Excerpts from a figure dataset
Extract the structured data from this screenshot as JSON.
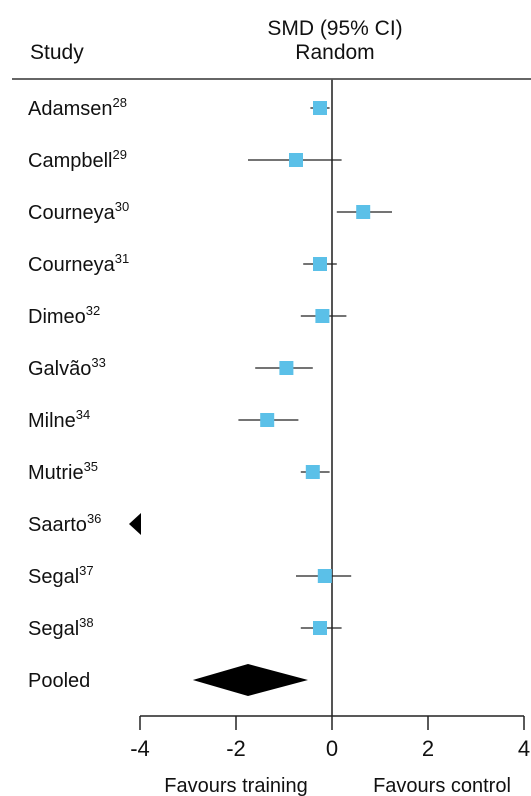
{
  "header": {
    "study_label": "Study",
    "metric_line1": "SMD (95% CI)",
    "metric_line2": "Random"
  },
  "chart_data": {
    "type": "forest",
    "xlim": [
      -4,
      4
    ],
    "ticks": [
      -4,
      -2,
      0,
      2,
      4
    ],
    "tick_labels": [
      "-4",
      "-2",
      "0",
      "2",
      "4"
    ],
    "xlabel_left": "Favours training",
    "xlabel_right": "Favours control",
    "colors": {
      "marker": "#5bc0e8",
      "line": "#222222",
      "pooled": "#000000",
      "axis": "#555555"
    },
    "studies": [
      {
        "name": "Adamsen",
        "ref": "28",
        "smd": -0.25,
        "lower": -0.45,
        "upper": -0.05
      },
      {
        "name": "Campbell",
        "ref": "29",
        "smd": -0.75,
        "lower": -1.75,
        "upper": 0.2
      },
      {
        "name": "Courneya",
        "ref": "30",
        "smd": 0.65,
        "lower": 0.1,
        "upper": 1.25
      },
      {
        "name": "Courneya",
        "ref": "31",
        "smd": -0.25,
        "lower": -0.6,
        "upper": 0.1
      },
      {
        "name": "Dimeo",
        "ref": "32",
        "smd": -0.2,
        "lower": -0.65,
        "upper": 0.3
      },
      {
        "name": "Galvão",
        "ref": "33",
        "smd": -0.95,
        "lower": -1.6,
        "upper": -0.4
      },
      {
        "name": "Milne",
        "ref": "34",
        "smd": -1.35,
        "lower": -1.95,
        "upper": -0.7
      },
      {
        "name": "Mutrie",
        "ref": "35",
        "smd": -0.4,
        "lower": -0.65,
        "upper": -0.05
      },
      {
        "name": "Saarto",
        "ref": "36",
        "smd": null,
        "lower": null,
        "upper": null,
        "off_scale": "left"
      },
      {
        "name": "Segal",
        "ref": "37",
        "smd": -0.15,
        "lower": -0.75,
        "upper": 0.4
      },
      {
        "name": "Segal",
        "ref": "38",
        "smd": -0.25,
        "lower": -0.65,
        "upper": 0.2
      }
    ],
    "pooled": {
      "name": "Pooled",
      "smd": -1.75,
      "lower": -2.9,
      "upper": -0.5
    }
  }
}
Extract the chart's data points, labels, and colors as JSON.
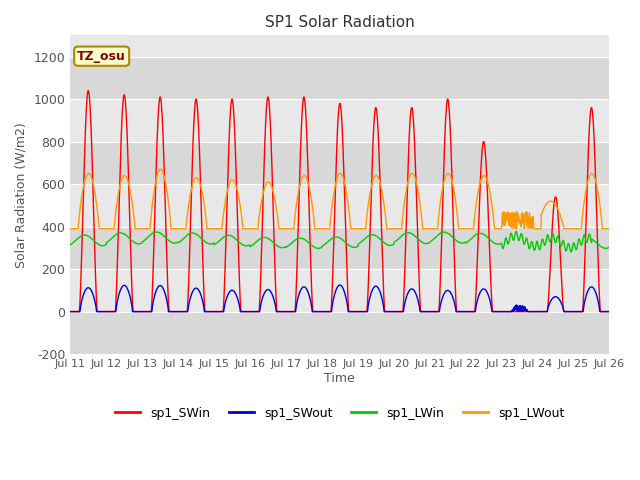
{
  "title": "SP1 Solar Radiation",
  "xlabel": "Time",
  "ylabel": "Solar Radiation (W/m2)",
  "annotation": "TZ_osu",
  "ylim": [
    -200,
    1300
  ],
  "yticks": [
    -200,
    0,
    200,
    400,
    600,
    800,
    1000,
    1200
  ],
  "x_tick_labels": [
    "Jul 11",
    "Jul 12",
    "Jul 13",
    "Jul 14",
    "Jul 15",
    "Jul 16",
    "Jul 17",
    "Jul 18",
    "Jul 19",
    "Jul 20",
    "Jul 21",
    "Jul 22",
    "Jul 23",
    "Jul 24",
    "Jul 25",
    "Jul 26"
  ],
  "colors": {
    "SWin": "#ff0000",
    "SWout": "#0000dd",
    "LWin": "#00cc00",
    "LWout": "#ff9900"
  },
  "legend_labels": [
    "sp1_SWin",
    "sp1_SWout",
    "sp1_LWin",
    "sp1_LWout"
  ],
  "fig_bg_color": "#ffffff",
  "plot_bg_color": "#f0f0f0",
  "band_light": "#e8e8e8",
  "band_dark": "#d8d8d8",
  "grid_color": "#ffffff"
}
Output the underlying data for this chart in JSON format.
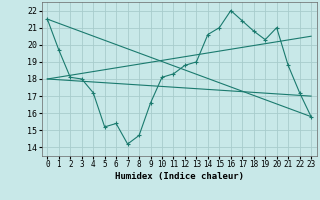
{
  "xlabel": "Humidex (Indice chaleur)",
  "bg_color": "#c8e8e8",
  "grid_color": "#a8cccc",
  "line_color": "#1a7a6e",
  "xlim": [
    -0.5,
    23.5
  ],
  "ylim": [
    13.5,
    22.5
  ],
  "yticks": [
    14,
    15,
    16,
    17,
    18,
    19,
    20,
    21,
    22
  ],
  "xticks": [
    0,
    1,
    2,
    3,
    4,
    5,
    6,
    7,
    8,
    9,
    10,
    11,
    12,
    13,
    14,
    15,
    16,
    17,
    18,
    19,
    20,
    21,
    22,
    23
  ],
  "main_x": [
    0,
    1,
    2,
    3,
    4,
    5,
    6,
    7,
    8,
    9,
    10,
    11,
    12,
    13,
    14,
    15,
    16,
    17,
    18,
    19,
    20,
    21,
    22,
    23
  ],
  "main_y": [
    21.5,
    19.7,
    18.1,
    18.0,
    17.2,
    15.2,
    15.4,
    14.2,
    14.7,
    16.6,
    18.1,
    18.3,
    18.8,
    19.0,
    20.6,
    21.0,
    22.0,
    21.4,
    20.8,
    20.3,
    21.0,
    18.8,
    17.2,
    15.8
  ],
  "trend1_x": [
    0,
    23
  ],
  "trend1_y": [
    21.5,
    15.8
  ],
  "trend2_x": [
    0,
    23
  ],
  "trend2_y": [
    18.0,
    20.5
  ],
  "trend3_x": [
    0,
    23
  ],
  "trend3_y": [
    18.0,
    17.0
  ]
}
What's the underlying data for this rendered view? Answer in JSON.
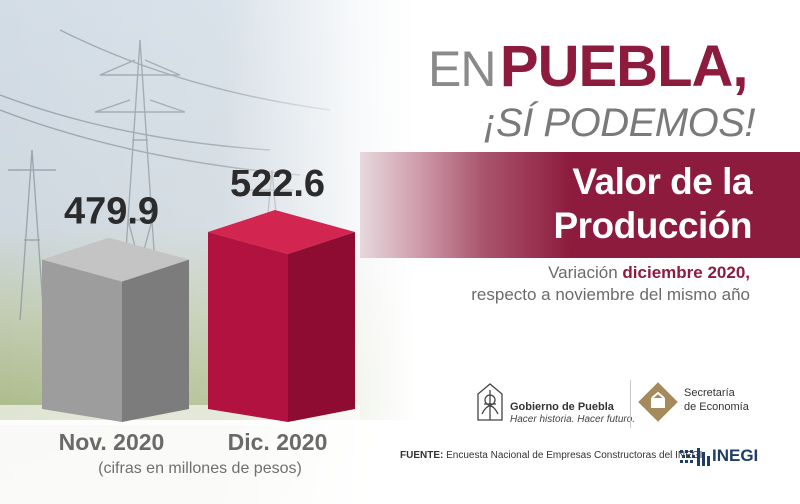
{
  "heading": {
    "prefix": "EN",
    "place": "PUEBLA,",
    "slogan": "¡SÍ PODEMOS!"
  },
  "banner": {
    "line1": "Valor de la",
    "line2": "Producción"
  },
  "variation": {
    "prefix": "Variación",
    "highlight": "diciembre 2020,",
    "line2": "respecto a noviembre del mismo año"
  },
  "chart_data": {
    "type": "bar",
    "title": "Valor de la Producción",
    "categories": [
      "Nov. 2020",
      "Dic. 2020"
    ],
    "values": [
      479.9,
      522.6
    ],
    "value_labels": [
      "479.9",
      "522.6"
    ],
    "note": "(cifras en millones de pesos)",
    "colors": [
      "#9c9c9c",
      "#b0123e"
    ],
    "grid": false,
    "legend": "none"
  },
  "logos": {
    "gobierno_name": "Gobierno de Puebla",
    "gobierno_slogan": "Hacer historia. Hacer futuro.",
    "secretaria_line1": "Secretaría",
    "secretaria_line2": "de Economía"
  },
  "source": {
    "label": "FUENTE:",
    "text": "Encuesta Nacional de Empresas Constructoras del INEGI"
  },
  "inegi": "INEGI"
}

- _WHAT IS BEING ASKED_: Search the data for the word "Favours" and copy each line where it appears.

- _SOLUTION FOR THIS PROBLEM_:
    "xlabel_left": "Favours training",
    "xlabel_right": "Favours control",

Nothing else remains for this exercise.